■ TASK GOAL: Rewrite every line of the material below with "Isolated halos" changed to "Field halos" wherever it occurs, keeping everything else the same. Omit the pictures from your answer.

■ Extracted data entries:
-.-.-

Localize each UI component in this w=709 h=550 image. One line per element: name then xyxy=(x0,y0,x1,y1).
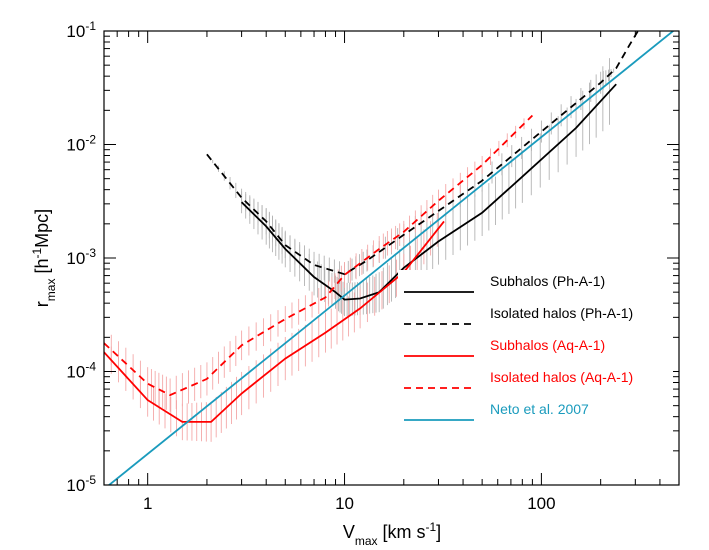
isolated-halos-aq-a-1-line xyxy=(104,114,534,397)
y-tick-label: 10-3 xyxy=(66,246,96,268)
subhalos-ph-a-1-legend-label: Subhalos (Ph-A-1) xyxy=(490,273,605,289)
subhalos-ph-a-1-line xyxy=(240,83,617,301)
subhalos-aq-a-1-line xyxy=(104,220,445,423)
x-title-sub: max xyxy=(355,534,378,548)
isolated-halos-ph-a-1-legend-label: Isolated halos (Ph-A-1) xyxy=(490,305,633,321)
y-tick-label: 10-4 xyxy=(66,360,96,382)
x-title-sup: -1 xyxy=(426,520,437,534)
x-tick-label: 100 xyxy=(527,494,555,513)
x-title-main: V xyxy=(343,522,355,542)
axis-ticks xyxy=(103,30,680,486)
x-tick-label: 10 xyxy=(335,494,354,513)
series-lines xyxy=(104,31,675,485)
y-title-close: Mpc] xyxy=(32,209,52,248)
neto-et-al-2007-legend-label: Neto et al. 2007 xyxy=(490,401,589,417)
y-title-rest: [h xyxy=(32,259,52,279)
x-tick-label: 1 xyxy=(143,494,152,513)
y-tick-label: 10-5 xyxy=(66,473,96,495)
y-title-sup: -1 xyxy=(30,248,44,259)
y-title-sub: max xyxy=(44,279,58,302)
y-tick-label: 10-2 xyxy=(66,133,96,155)
neto-et-al-2007-line xyxy=(107,31,675,485)
x-title-close: ] xyxy=(436,522,441,542)
isolated-halos-aq-a-1-legend-label: Isolated halos (Aq-A-1) xyxy=(490,369,633,385)
x-axis-title: Vmax [km s-1] xyxy=(343,520,441,548)
y-tick-label: 10-1 xyxy=(66,19,96,41)
isolated-halos-ph-a-1-line xyxy=(206,31,640,276)
legend-background xyxy=(398,270,673,430)
tick-labels: 1 10 100 10-5 10-4 10-3 10-2 10-1 xyxy=(66,19,555,513)
y-axis-title: rmax [h-1Mpc] xyxy=(30,209,58,307)
legend: Subhalos (Ph-A-1) Isolated halos (Ph-A-1)… xyxy=(398,270,673,430)
x-title-rest: [km s xyxy=(378,522,426,542)
subhalos-aq-a-1-legend-label: Subhalos (Aq-A-1) xyxy=(490,337,605,353)
y-title-main: r xyxy=(32,301,52,307)
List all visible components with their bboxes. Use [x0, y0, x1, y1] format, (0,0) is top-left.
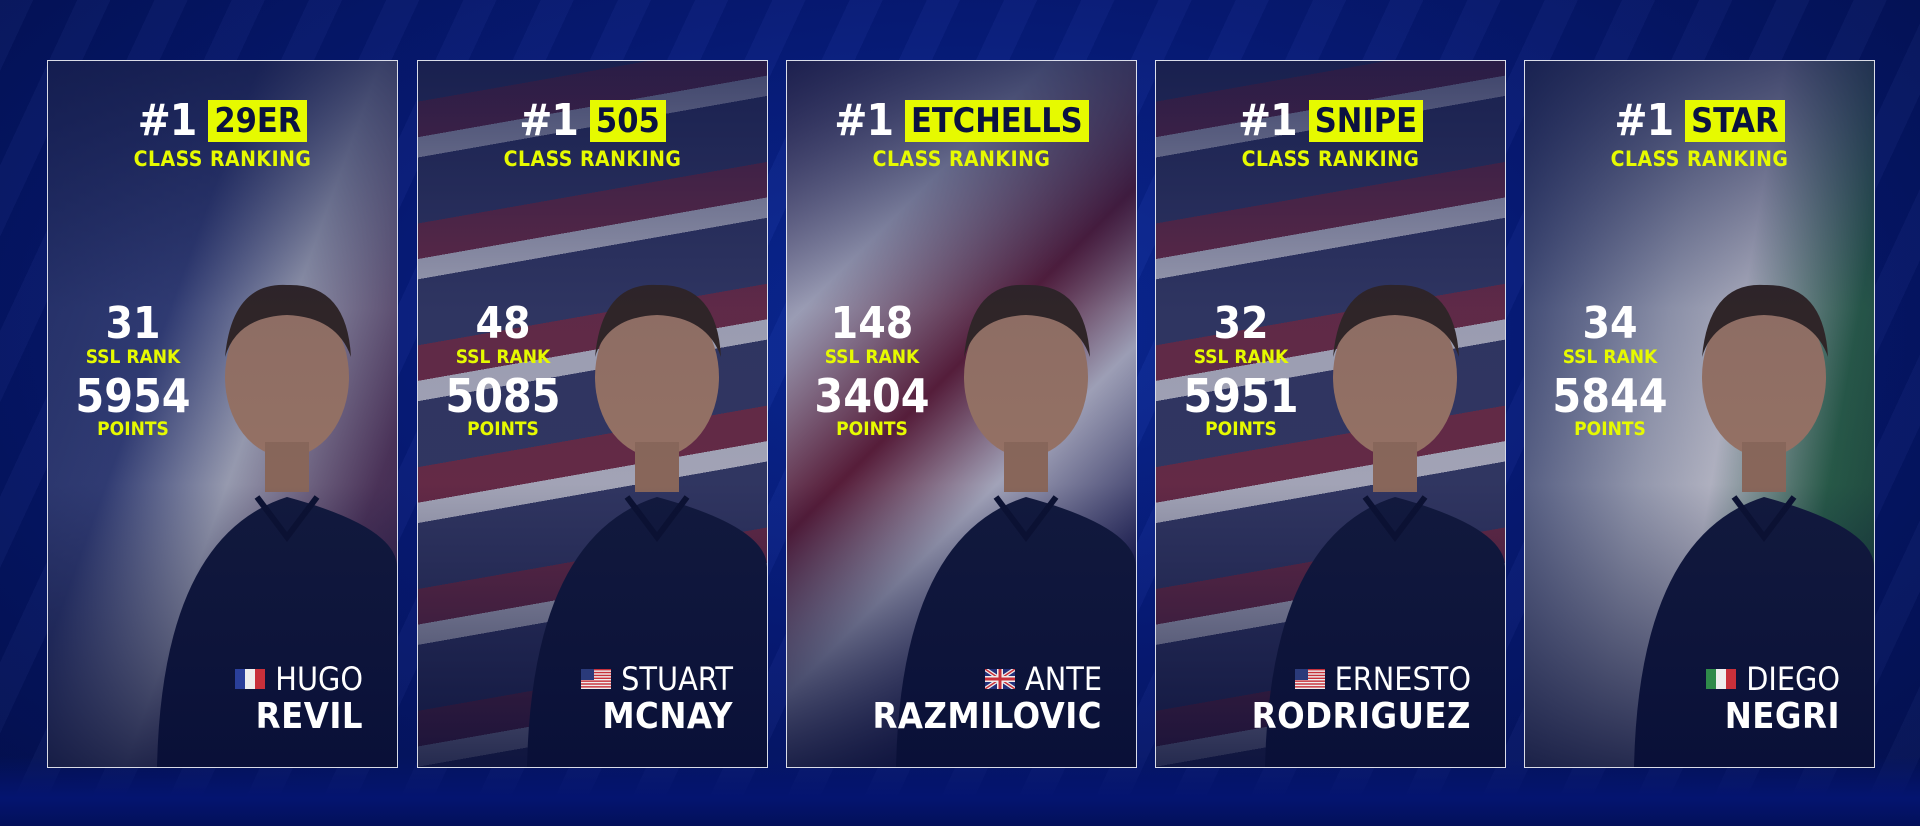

-.-.-

■ THE ANSWER:
Localize each UI component in this w=709 h=550 image. One line per element: name then xyxy=(x0,y0,x1,y1).
isolated-halos-aq-a-1-line xyxy=(104,114,534,397)
y-tick-label: 10-3 xyxy=(66,246,96,268)
subhalos-ph-a-1-legend-label: Subhalos (Ph-A-1) xyxy=(490,273,605,289)
subhalos-ph-a-1-line xyxy=(240,83,617,301)
subhalos-aq-a-1-line xyxy=(104,220,445,423)
x-title-sub: max xyxy=(355,534,378,548)
isolated-halos-ph-a-1-legend-label: Field halos (Ph-A-1) xyxy=(490,305,633,321)
y-tick-label: 10-4 xyxy=(66,360,96,382)
x-title-sup: -1 xyxy=(426,520,437,534)
x-tick-label: 100 xyxy=(527,494,555,513)
x-title-main: V xyxy=(343,522,355,542)
axis-ticks xyxy=(103,30,680,486)
x-tick-label: 10 xyxy=(335,494,354,513)
series-lines xyxy=(104,31,675,485)
y-title-close: Mpc] xyxy=(32,209,52,248)
neto-et-al-2007-legend-label: Neto et al. 2007 xyxy=(490,401,589,417)
y-title-rest: [h xyxy=(32,259,52,279)
x-tick-label: 1 xyxy=(143,494,152,513)
y-tick-label: 10-5 xyxy=(66,473,96,495)
y-title-sup: -1 xyxy=(30,248,44,259)
y-title-sub: max xyxy=(44,279,58,302)
y-tick-label: 10-2 xyxy=(66,133,96,155)
neto-et-al-2007-line xyxy=(107,31,675,485)
x-title-close: ] xyxy=(436,522,441,542)
isolated-halos-aq-a-1-legend-label: Field halos (Aq-A-1) xyxy=(490,369,633,385)
x-axis-title: Vmax [km s-1] xyxy=(343,520,441,548)
y-tick-label: 10-1 xyxy=(66,19,96,41)
isolated-halos-ph-a-1-line xyxy=(206,31,640,276)
legend-background xyxy=(398,270,673,430)
tick-labels: 1 10 100 10-5 10-4 10-3 10-2 10-1 xyxy=(66,19,555,513)
y-axis-title: rmax [h-1Mpc] xyxy=(30,209,58,307)
legend: Subhalos (Ph-A-1) Field halos (Ph-A-1)… xyxy=(398,270,673,430)
x-title-rest: [km s xyxy=(378,522,426,542)
subhalos-aq-a-1-legend-label: Subhalos (Aq-A-1) xyxy=(490,337,605,353)
y-title-main: r xyxy=(32,301,52,307)
List all visible components with their bboxes. Use [x0, y0, x1, y1] format, (0,0) is top-left.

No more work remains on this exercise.